[START Dataset extract]
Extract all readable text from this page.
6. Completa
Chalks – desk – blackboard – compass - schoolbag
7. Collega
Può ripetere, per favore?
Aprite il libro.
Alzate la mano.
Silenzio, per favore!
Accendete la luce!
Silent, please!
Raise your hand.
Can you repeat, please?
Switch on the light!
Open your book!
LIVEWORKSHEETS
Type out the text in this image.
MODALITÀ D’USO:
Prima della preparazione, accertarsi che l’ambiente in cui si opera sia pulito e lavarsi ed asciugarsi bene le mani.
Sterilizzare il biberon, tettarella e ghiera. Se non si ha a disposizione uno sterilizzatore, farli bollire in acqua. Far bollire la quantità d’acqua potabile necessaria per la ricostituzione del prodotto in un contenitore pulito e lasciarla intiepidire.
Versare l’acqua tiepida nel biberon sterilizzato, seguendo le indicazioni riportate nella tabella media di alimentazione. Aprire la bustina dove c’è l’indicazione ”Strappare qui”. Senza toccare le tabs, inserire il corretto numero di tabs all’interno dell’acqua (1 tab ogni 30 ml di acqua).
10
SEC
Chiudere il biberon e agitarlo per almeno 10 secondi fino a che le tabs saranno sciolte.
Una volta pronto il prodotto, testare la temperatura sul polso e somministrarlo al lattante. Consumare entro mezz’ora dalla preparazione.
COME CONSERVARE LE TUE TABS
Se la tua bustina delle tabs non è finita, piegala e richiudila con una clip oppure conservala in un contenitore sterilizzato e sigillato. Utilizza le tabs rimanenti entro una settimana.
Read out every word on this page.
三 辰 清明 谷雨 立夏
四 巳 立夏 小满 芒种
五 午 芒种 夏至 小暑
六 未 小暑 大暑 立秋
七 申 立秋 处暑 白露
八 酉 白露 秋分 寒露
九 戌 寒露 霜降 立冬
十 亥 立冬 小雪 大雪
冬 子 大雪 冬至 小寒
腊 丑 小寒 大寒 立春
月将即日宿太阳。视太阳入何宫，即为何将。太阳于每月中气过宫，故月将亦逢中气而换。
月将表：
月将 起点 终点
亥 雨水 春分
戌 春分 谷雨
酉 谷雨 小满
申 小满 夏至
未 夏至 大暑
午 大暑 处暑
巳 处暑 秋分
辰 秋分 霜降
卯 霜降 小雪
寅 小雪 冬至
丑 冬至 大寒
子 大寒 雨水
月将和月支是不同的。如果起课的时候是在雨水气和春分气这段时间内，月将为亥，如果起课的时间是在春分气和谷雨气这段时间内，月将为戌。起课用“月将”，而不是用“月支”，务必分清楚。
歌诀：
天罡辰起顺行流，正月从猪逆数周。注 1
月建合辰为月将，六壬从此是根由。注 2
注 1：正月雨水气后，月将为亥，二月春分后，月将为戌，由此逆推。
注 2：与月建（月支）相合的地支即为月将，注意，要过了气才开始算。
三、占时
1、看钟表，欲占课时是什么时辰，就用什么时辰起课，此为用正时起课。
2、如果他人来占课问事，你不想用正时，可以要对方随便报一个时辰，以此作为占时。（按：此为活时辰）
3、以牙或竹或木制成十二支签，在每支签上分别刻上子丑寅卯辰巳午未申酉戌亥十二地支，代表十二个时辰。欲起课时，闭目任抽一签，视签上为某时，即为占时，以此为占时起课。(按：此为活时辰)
[END Dataset extract]
Look through the data above. Copy every line with the string "pulito" in it.

• Solved problem
Prima della preparazione, accertarsi che l’ambiente in cui si opera sia pulito e lavarsi ed asciugarsi bene le mani.
Sterilizzare il biberon, tettarella e ghiera. Se non si ha a disposizione uno sterilizzatore, farli bollire in acqua. Far bollire la quantità d’acqua potabile necessaria per la ricostituzione del prodotto in un contenitore pulito e lasciarla intiepidire.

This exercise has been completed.